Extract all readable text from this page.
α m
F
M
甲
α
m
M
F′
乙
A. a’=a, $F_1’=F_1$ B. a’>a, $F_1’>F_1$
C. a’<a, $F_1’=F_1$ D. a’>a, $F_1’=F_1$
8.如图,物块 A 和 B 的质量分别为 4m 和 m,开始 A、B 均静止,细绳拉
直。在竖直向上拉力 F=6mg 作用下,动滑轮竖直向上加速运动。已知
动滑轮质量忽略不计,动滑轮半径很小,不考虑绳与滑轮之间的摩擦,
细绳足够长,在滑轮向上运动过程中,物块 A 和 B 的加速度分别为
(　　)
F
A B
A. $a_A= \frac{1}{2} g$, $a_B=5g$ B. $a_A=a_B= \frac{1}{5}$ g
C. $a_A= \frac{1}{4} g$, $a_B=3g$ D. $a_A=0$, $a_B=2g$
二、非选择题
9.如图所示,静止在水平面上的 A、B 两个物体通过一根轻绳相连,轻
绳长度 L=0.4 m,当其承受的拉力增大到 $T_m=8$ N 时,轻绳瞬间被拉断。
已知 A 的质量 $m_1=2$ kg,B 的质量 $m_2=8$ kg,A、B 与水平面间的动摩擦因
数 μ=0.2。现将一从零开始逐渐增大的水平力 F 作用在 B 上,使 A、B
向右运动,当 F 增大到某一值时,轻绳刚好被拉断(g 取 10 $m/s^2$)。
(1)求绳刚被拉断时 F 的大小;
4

▶ Task requirements
Every record shown above should be written out again exactly.

▶ Reply to the exercise
Extract all readable text from this page.
α m
F
M
甲
α
m
M
F′
乙
A. a’=a, $F_1’=F_1$ B. a’>a, $F_1’>F_1$
C. a’<a, $F_1’=F_1$ D. a’>a, $F_1’=F_1$
8.如图,物块 A 和 B 的质量分别为 4m 和 m,开始 A、B 均静止,细绳拉
直。在竖直向上拉力 F=6mg 作用下,动滑轮竖直向上加速运动。已知
动滑轮质量忽略不计,动滑轮半径很小,不考虑绳与滑轮之间的摩擦,
细绳足够长,在滑轮向上运动过程中,物块 A 和 B 的加速度分别为
(　　)
F
A B
A. $a_A= \frac{1}{2} g$, $a_B=5g$ B. $a_A=a_B= \frac{1}{5}$ g
C. $a_A= \frac{1}{4} g$, $a_B=3g$ D. $a_A=0$, $a_B=2g$
二、非选择题
9.如图所示,静止在水平面上的 A、B 两个物体通过一根轻绳相连,轻
绳长度 L=0.4 m,当其承受的拉力增大到 $T_m=8$ N 时,轻绳瞬间被拉断。
已知 A 的质量 $m_1=2$ kg,B 的质量 $m_2=8$ kg,A、B 与水平面间的动摩擦因
数 μ=0.2。现将一从零开始逐渐增大的水平力 F 作用在 B 上,使 A、B
向右运动,当 F 增大到某一值时,轻绳刚好被拉断(g 取 10 $m/s^2$)。
(1)求绳刚被拉断时 F 的大小;
4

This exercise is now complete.